++++ INFORMATION PROVIDED ++++

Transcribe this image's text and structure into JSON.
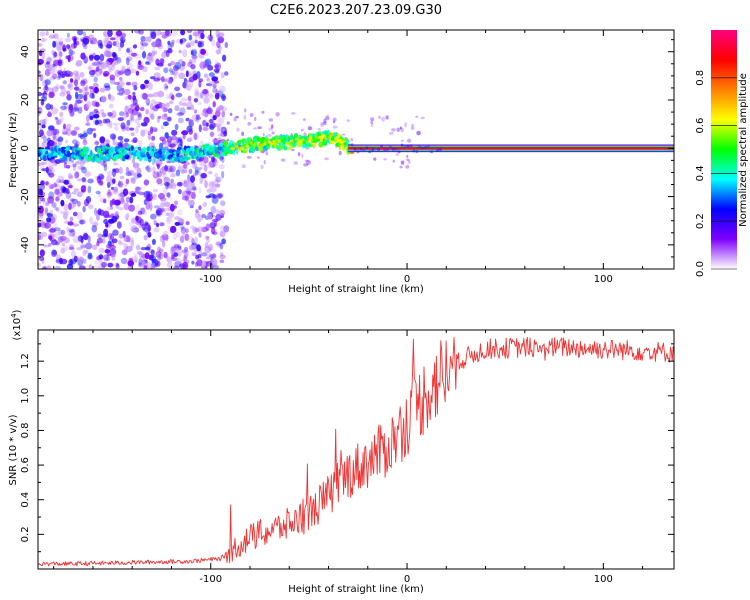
{
  "title": "C2E6.2023.207.23.09.G30",
  "chart_data": [
    {
      "type": "heatmap",
      "title": "C2E6.2023.207.23.09.G30",
      "xlabel": "Height of straight line (km)",
      "ylabel": "Frequency (Hz)",
      "xlim": [
        -188,
        136
      ],
      "ylim": [
        -50,
        49
      ],
      "x_ticks": [
        -100,
        0,
        100
      ],
      "x_tick_labels": [
        "-100",
        "0",
        "100"
      ],
      "y_ticks": [
        -40,
        -20,
        0,
        20,
        40
      ],
      "y_tick_labels": [
        "-40",
        "-20",
        "0",
        "20",
        "40"
      ],
      "colorbar": {
        "label": "Normalized spectral amplitude",
        "range": [
          0,
          1
        ],
        "ticks": [
          0,
          0.2,
          0.4,
          0.6,
          0.8
        ],
        "tick_labels": [
          "0.0",
          "0.2",
          "0.4",
          "0.6",
          "0.8"
        ],
        "colormap": [
          "#ffffff",
          "#7f00ff",
          "#0000ff",
          "#00ffff",
          "#00ff00",
          "#ffff00",
          "#ff7f00",
          "#ff0000",
          "#ff007f"
        ]
      },
      "main_line": [
        {
          "x": -188,
          "f": -2,
          "amp": 0.35
        },
        {
          "x": -160,
          "f": -2.5,
          "amp": 0.45
        },
        {
          "x": -140,
          "f": -2,
          "amp": 0.4
        },
        {
          "x": -120,
          "f": -3,
          "amp": 0.4
        },
        {
          "x": -100,
          "f": -1,
          "amp": 0.45
        },
        {
          "x": -90,
          "f": 0,
          "amp": 0.5
        },
        {
          "x": -75,
          "f": 2,
          "amp": 0.55
        },
        {
          "x": -60,
          "f": 2.5,
          "amp": 0.55
        },
        {
          "x": -45,
          "f": 4,
          "amp": 0.6
        },
        {
          "x": -38,
          "f": 4.5,
          "amp": 0.6
        },
        {
          "x": -30,
          "f": 0.5,
          "amp": 0.7
        },
        {
          "x": -20,
          "f": 0,
          "amp": 0.85
        },
        {
          "x": 0,
          "f": 0,
          "amp": 0.9
        },
        {
          "x": 136,
          "f": 0,
          "amp": 0.9
        }
      ]
    },
    {
      "type": "line",
      "xlabel": "Height of straight line (km)",
      "ylabel": "SNR (10 * v/v)",
      "scale_label": "(x10",
      "scale_exponent": "4",
      "scale_close": ")",
      "xlim": [
        -188,
        136
      ],
      "ylim": [
        0,
        1.38
      ],
      "x_ticks": [
        -100,
        0,
        100
      ],
      "x_tick_labels": [
        "-100",
        "0",
        "100"
      ],
      "y_ticks": [
        0.2,
        0.4,
        0.6,
        0.8,
        1.0,
        1.2
      ],
      "y_tick_labels": [
        "0.2",
        "0.4",
        "0.6",
        "0.8",
        "1.0",
        "1.2"
      ],
      "series": [
        {
          "name": "SNR",
          "color": "#ee3333",
          "x": [
            -188,
            -170,
            -150,
            -130,
            -110,
            -95,
            -88,
            -80,
            -70,
            -60,
            -50,
            -40,
            -30,
            -20,
            -10,
            0,
            10,
            20,
            30,
            40,
            60,
            80,
            100,
            120,
            136
          ],
          "values": [
            0.03,
            0.03,
            0.035,
            0.04,
            0.045,
            0.06,
            0.12,
            0.18,
            0.22,
            0.26,
            0.32,
            0.42,
            0.55,
            0.62,
            0.7,
            0.85,
            1.02,
            1.14,
            1.22,
            1.27,
            1.28,
            1.28,
            1.27,
            1.26,
            1.25
          ]
        }
      ]
    }
  ]
}
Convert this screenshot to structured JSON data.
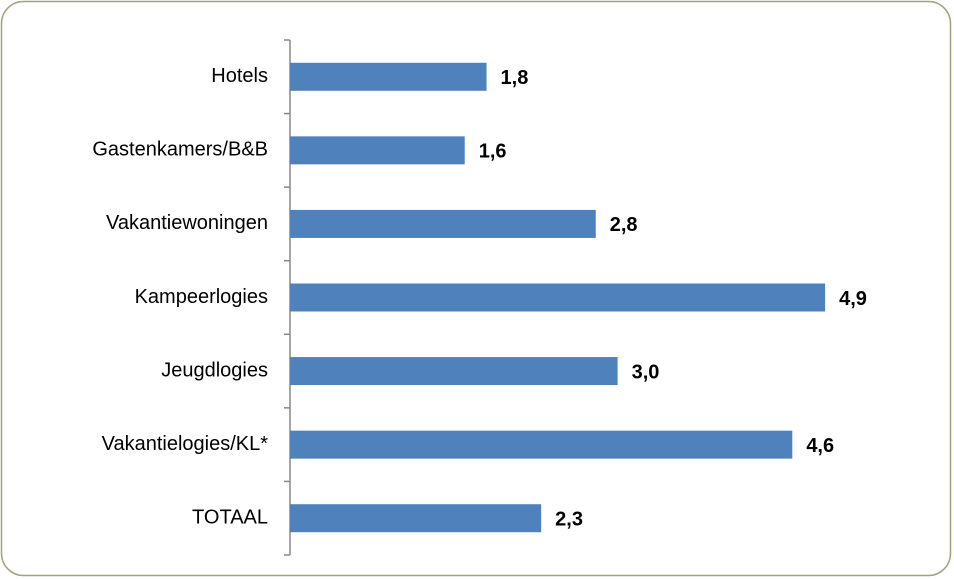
{
  "chart_data": {
    "type": "bar",
    "orientation": "horizontal",
    "categories": [
      "Hotels",
      "Gastenkamers/B&B",
      "Vakantiewoningen",
      "Kampeerlogies",
      "Jeugdlogies",
      "Vakantielogies/KL*",
      "TOTAAL"
    ],
    "values": [
      1.8,
      1.6,
      2.8,
      4.9,
      3.0,
      4.6,
      2.3
    ],
    "value_labels": [
      "1,8",
      "1,6",
      "2,8",
      "4,9",
      "3,0",
      "4,6",
      "2,3"
    ],
    "color": "#4f81bd",
    "xlim": [
      0,
      5
    ]
  }
}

++++

SET TASK: Return all of the entries word for word, but omit the pictures.

ANSWER TO THE EXERCISE:
Transcribe this image's text and structure into JSON.
{
  "title": "C2E6.2023.207.23.09.G30",
  "chart_data": [
    {
      "type": "heatmap",
      "title": "C2E6.2023.207.23.09.G30",
      "xlabel": "Height of straight line (km)",
      "ylabel": "Frequency (Hz)",
      "xlim": [
        -188,
        136
      ],
      "ylim": [
        -50,
        49
      ],
      "x_ticks": [
        -100,
        0,
        100
      ],
      "x_tick_labels": [
        "-100",
        "0",
        "100"
      ],
      "y_ticks": [
        -40,
        -20,
        0,
        20,
        40
      ],
      "y_tick_labels": [
        "-40",
        "-20",
        "0",
        "20",
        "40"
      ],
      "colorbar": {
        "label": "Normalized spectral amplitude",
        "range": [
          0,
          1
        ],
        "ticks": [
          0,
          0.2,
          0.4,
          0.6,
          0.8
        ],
        "tick_labels": [
          "0.0",
          "0.2",
          "0.4",
          "0.6",
          "0.8"
        ],
        "colormap": [
          "#ffffff",
          "#7f00ff",
          "#0000ff",
          "#00ffff",
          "#00ff00",
          "#ffff00",
          "#ff7f00",
          "#ff0000",
          "#ff007f"
        ]
      },
      "main_line": [
        {
          "x": -188,
          "f": -2,
          "amp": 0.35
        },
        {
          "x": -160,
          "f": -2.5,
          "amp": 0.45
        },
        {
          "x": -140,
          "f": -2,
          "amp": 0.4
        },
        {
          "x": -120,
          "f": -3,
          "amp": 0.4
        },
        {
          "x": -100,
          "f": -1,
          "amp": 0.45
        },
        {
          "x": -90,
          "f": 0,
          "amp": 0.5
        },
        {
          "x": -75,
          "f": 2,
          "amp": 0.55
        },
        {
          "x": -60,
          "f": 2.5,
          "amp": 0.55
        },
        {
          "x": -45,
          "f": 4,
          "amp": 0.6
        },
        {
          "x": -38,
          "f": 4.5,
          "amp": 0.6
        },
        {
          "x": -30,
          "f": 0.5,
          "amp": 0.7
        },
        {
          "x": -20,
          "f": 0,
          "amp": 0.85
        },
        {
          "x": 0,
          "f": 0,
          "amp": 0.9
        },
        {
          "x": 136,
          "f": 0,
          "amp": 0.9
        }
      ]
    },
    {
      "type": "line",
      "xlabel": "Height of straight line (km)",
      "ylabel": "SNR (10 * v/v)",
      "scale_label": "(x10",
      "scale_exponent": "4",
      "scale_close": ")",
      "xlim": [
        -188,
        136
      ],
      "ylim": [
        0,
        1.38
      ],
      "x_ticks": [
        -100,
        0,
        100
      ],
      "x_tick_labels": [
        "-100",
        "0",
        "100"
      ],
      "y_ticks": [
        0.2,
        0.4,
        0.6,
        0.8,
        1.0,
        1.2
      ],
      "y_tick_labels": [
        "0.2",
        "0.4",
        "0.6",
        "0.8",
        "1.0",
        "1.2"
      ],
      "series": [
        {
          "name": "SNR",
          "color": "#ee3333",
          "x": [
            -188,
            -170,
            -150,
            -130,
            -110,
            -95,
            -88,
            -80,
            -70,
            -60,
            -50,
            -40,
            -30,
            -20,
            -10,
            0,
            10,
            20,
            30,
            40,
            60,
            80,
            100,
            120,
            136
          ],
          "values": [
            0.03,
            0.03,
            0.035,
            0.04,
            0.045,
            0.06,
            0.12,
            0.18,
            0.22,
            0.26,
            0.32,
            0.42,
            0.55,
            0.62,
            0.7,
            0.85,
            1.02,
            1.14,
            1.22,
            1.27,
            1.28,
            1.28,
            1.27,
            1.26,
            1.25
          ]
        }
      ]
    }
  ]
}
Convert this screenshot to structured JSON data.
{
  "chart_data": {
    "type": "bar",
    "orientation": "horizontal",
    "categories": [
      "Hotels",
      "Gastenkamers/B&B",
      "Vakantiewoningen",
      "Kampeerlogies",
      "Jeugdlogies",
      "Vakantielogies/KL*",
      "TOTAAL"
    ],
    "values": [
      1.8,
      1.6,
      2.8,
      4.9,
      3.0,
      4.6,
      2.3
    ],
    "value_labels": [
      "1,8",
      "1,6",
      "2,8",
      "4,9",
      "3,0",
      "4,6",
      "2,3"
    ],
    "color": "#4f81bd",
    "xlim": [
      0,
      5
    ]
  }
}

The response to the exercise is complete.